Your task: Gather up the lines that contain "расчетов".

Dataset records

◆ ◆ ◆ ◆ ◆ ◆ ◆

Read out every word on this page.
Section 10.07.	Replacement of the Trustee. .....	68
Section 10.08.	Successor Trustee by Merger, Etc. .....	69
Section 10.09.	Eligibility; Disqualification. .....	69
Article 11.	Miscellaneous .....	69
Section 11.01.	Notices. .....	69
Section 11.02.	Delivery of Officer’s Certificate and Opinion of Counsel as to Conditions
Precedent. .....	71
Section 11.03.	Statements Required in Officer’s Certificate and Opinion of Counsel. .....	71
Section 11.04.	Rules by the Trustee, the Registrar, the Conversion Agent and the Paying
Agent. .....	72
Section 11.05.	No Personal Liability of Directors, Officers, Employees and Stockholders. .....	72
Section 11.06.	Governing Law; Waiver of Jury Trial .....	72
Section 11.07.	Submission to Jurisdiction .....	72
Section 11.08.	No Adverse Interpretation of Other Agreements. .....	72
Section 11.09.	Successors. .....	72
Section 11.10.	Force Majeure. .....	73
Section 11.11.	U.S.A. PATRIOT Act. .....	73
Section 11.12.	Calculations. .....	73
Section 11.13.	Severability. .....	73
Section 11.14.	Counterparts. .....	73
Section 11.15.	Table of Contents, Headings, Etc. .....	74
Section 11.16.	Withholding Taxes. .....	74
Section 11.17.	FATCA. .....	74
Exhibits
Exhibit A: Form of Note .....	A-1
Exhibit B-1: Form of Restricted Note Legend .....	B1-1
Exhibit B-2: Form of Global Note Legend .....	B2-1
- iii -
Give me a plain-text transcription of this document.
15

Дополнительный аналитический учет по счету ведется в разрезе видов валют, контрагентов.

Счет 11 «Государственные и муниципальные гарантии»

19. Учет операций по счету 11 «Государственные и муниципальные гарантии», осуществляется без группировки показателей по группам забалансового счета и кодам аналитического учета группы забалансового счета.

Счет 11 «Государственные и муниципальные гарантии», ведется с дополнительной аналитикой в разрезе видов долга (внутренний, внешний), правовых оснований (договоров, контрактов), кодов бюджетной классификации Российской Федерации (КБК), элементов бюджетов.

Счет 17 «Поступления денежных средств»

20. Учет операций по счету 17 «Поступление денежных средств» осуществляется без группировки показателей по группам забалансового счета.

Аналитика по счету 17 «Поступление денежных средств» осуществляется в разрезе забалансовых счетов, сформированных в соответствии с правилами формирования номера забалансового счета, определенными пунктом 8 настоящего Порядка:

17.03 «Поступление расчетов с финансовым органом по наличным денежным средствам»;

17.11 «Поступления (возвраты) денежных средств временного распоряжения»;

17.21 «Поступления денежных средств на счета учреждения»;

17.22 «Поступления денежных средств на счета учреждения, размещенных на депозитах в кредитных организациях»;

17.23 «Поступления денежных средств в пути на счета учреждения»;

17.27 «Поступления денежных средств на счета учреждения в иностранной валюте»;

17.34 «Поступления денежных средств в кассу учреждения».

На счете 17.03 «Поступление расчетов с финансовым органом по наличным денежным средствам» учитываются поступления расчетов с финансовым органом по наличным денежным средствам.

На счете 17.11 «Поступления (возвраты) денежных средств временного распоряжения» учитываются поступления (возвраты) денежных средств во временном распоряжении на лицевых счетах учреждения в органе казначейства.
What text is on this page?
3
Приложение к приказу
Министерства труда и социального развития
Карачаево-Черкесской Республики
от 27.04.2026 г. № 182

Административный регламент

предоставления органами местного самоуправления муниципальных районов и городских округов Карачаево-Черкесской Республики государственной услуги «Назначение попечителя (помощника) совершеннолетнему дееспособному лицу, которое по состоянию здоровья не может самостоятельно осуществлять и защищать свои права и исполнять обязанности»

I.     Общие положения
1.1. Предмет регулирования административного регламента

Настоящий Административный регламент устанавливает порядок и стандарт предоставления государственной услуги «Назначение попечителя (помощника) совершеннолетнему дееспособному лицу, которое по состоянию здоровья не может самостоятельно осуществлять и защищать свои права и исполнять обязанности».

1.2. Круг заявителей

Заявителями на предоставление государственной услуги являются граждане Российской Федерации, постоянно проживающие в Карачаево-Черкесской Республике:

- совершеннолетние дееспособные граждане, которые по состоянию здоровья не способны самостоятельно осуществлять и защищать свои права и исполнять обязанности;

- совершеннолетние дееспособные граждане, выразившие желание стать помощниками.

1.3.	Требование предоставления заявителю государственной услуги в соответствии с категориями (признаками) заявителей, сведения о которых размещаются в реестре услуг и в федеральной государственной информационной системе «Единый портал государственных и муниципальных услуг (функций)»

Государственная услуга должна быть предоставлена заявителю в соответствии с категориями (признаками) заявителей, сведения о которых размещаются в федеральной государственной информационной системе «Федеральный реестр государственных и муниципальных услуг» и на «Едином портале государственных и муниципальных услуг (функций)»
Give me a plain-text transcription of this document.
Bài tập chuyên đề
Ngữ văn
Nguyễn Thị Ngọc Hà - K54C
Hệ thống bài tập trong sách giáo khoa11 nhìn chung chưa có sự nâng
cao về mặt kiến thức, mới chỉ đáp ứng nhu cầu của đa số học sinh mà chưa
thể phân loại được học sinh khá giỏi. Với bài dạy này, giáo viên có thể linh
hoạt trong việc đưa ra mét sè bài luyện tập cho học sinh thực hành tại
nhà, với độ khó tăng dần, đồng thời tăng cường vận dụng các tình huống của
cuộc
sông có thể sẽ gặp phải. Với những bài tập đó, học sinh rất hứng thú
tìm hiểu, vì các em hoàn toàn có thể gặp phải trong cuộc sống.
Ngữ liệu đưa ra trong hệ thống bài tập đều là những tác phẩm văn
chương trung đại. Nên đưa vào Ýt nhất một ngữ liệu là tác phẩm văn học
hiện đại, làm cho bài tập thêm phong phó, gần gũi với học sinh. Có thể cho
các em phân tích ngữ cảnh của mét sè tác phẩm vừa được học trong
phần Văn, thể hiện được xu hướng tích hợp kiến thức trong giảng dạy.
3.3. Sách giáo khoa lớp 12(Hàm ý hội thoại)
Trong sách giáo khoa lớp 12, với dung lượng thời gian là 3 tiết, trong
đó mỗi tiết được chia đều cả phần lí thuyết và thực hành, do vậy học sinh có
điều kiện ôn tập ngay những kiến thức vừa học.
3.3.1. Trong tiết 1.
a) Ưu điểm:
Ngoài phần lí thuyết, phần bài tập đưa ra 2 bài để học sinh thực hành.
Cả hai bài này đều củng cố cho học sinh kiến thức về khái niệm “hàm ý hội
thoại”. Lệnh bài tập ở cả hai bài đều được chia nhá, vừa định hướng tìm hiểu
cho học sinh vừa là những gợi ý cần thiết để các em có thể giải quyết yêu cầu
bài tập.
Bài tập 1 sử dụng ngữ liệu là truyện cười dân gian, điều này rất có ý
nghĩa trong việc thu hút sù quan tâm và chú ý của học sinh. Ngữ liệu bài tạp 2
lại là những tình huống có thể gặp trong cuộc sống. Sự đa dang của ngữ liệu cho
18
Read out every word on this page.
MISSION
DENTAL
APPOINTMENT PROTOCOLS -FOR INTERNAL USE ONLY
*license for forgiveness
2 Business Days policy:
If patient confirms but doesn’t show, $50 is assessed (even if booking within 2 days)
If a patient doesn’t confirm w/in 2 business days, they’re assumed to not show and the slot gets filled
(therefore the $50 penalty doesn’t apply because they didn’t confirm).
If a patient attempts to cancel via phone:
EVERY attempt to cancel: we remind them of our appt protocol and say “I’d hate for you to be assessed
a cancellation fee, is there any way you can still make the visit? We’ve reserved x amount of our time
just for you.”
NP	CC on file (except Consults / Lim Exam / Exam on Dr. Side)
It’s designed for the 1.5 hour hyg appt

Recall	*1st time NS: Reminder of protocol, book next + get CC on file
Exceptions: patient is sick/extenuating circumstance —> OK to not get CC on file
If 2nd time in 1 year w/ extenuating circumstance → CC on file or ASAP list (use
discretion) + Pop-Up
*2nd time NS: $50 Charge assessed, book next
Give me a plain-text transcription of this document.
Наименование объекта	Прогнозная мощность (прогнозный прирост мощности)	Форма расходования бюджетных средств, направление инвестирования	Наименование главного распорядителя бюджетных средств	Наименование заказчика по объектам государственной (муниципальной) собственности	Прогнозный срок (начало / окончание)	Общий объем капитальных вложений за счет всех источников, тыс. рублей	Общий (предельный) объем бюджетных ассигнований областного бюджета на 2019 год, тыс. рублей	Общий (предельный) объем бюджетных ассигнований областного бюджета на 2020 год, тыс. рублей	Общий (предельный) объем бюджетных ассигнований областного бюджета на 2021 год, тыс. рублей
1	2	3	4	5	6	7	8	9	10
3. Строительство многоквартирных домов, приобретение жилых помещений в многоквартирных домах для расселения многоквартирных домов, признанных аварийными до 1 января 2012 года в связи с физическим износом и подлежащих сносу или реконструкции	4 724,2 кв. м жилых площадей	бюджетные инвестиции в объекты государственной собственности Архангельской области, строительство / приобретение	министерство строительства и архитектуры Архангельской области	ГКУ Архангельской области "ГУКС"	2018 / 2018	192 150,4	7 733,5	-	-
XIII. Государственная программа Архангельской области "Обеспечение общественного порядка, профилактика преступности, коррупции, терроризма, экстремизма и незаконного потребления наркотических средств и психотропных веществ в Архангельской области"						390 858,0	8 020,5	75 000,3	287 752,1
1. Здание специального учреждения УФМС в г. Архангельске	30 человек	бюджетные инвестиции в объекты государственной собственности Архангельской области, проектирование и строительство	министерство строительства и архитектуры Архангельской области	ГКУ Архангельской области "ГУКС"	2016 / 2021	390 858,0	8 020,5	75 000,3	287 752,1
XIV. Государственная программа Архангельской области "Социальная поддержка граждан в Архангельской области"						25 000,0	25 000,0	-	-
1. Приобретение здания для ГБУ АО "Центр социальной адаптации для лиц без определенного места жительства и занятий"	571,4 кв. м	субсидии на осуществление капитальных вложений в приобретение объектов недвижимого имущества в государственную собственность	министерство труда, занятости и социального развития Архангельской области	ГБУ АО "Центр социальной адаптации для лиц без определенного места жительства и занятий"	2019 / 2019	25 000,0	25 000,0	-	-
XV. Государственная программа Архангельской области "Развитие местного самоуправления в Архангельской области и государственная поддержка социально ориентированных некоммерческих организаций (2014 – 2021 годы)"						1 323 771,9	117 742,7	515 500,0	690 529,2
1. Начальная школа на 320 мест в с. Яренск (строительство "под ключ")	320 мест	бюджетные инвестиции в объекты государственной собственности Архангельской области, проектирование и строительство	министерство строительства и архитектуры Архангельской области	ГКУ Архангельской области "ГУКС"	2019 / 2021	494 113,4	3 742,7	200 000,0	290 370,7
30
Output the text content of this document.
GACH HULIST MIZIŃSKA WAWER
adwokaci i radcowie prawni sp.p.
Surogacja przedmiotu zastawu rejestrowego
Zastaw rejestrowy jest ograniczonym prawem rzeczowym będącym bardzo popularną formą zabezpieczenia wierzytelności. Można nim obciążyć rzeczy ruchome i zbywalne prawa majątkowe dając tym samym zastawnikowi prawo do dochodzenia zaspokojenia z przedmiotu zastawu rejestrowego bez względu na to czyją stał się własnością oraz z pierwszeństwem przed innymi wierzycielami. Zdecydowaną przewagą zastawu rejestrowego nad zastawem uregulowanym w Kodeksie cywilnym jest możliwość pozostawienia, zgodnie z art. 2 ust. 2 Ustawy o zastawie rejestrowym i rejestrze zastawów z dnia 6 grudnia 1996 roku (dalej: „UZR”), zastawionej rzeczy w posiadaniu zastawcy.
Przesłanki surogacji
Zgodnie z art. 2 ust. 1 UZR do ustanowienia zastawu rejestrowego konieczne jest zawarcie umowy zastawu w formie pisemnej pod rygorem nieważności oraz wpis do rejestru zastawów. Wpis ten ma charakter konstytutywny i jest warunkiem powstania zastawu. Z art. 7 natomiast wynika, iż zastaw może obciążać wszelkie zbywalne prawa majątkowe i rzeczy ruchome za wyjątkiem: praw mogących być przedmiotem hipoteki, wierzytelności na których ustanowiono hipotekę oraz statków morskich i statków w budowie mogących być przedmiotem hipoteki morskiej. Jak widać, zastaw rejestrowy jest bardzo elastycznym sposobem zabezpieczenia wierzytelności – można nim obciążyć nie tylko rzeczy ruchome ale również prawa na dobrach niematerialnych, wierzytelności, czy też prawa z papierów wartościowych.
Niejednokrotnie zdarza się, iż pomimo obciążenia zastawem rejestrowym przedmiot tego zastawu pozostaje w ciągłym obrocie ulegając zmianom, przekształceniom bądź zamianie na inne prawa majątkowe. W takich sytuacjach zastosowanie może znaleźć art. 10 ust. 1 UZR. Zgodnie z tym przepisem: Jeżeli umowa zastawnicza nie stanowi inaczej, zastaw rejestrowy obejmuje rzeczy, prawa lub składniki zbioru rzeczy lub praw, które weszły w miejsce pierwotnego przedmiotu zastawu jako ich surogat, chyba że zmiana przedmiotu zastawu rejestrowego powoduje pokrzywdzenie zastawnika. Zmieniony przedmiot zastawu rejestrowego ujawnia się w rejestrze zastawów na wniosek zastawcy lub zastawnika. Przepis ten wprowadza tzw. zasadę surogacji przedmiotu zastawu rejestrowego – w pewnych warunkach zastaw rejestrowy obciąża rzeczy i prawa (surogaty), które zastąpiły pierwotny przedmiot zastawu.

◆ ◆ ◆ ◆ ◆ ◆ ◆

Worked solution:
17.03 «Поступление расчетов с финансовым органом по наличным денежным средствам»;
На счете 17.03 «Поступление расчетов с финансовым органом по наличным денежным средствам» учитываются поступления расчетов с финансовым органом по наличным денежным средствам.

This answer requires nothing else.